#### [WHAT IS EXPECTED]
Extract every line below that contains the word "name".

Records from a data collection

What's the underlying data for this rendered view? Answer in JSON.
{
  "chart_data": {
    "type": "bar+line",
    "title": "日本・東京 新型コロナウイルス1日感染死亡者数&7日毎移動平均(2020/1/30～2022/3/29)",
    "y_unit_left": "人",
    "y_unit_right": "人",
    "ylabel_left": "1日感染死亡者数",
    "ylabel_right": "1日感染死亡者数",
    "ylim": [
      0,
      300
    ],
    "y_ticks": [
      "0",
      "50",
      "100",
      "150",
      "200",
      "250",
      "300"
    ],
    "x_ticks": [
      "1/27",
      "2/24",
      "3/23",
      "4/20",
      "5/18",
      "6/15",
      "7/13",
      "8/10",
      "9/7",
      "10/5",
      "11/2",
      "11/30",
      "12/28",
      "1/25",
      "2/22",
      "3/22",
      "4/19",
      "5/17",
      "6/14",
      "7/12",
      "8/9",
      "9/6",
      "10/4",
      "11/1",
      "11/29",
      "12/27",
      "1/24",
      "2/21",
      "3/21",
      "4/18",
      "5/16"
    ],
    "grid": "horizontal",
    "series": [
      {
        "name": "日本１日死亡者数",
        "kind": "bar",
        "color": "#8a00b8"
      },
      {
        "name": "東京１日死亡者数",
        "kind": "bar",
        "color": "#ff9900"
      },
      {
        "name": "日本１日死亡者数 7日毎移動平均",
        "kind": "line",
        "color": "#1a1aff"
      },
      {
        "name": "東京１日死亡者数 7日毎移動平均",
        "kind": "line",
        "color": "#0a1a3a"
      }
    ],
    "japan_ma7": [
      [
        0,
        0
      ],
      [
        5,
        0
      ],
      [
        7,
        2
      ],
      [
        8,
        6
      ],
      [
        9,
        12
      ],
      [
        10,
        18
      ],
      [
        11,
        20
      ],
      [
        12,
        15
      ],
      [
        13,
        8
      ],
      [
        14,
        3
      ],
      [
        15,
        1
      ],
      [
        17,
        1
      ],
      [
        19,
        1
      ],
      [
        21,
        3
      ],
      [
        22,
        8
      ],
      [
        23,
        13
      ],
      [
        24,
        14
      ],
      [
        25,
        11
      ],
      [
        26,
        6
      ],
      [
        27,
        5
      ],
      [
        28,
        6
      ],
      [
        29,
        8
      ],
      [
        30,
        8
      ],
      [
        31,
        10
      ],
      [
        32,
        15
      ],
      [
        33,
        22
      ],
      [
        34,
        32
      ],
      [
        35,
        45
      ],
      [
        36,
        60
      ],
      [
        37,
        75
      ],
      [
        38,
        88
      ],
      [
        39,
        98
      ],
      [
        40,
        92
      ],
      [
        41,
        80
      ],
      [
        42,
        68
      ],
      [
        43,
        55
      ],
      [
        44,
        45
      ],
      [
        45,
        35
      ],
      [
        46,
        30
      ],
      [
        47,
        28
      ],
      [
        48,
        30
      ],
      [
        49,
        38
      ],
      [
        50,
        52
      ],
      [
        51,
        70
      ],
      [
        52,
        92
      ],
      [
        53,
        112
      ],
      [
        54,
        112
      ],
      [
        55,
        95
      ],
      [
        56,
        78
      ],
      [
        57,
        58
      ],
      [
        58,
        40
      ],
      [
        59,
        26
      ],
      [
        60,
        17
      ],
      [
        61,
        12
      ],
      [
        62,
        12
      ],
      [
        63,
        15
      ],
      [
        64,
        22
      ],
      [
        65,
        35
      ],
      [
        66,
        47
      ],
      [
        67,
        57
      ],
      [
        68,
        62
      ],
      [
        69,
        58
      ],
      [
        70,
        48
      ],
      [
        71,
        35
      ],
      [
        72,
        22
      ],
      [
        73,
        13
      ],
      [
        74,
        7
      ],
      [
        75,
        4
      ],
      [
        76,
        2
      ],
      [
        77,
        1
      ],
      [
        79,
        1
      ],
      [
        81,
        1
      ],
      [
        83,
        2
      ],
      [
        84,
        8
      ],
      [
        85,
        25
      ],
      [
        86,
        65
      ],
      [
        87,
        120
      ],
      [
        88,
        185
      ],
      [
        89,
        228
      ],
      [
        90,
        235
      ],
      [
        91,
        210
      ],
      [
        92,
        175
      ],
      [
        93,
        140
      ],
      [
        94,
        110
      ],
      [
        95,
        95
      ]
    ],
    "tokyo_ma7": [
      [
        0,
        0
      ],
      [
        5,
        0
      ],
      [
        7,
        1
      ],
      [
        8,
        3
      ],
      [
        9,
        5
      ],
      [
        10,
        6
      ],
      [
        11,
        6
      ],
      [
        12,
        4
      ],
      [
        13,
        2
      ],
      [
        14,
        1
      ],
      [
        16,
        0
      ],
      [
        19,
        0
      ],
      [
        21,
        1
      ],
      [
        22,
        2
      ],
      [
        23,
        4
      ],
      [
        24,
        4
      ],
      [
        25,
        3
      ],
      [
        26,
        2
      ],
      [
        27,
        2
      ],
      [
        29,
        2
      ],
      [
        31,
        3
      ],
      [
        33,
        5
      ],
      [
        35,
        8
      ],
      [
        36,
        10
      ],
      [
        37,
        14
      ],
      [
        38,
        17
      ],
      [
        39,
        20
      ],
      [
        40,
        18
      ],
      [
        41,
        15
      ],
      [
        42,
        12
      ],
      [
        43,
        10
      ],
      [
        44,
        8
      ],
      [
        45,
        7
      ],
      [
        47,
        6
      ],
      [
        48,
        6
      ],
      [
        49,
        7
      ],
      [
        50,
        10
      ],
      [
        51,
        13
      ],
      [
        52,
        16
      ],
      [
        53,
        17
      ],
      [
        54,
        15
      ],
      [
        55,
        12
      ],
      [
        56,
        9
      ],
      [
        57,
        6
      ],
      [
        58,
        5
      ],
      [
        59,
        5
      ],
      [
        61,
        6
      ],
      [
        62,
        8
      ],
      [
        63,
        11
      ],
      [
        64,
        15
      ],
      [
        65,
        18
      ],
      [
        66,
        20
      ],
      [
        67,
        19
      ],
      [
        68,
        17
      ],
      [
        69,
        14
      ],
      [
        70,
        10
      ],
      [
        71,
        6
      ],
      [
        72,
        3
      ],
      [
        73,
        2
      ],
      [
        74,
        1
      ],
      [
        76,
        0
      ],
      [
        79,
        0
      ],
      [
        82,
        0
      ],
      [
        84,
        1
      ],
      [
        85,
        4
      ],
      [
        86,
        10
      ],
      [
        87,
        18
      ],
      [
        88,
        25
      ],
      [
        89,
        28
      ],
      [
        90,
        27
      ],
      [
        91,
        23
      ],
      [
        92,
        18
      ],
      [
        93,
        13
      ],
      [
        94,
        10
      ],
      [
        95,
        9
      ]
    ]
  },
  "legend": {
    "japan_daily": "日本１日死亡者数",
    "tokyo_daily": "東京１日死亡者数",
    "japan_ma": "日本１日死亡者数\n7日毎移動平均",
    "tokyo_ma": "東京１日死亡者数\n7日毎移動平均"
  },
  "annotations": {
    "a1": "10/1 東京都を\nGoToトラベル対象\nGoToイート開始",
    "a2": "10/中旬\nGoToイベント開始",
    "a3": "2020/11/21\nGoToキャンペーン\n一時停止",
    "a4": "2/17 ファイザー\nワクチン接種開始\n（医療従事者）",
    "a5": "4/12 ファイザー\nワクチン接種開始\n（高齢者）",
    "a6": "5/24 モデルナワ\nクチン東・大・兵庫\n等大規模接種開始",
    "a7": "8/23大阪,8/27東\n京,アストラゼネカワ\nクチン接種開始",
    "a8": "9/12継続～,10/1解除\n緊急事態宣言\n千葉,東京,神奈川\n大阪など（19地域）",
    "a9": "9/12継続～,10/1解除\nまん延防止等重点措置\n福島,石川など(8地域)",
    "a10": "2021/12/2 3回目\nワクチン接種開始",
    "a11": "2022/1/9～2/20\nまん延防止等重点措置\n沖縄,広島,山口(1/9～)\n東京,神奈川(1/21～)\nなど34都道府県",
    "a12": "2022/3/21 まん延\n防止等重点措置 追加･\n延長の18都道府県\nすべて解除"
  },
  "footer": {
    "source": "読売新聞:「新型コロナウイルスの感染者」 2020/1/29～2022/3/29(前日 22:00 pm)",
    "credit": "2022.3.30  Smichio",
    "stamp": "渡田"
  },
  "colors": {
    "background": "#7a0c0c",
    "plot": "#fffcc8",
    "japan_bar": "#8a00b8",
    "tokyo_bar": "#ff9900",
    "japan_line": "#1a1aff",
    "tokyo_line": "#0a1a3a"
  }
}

#### [RESULT OF THE TASK]
        "name": "日本１日死亡者数",
        "name": "東京１日死亡者数",
        "name": "日本１日死亡者数 7日毎移動平均",
        "name": "東京１日死亡者数 7日毎移動平均",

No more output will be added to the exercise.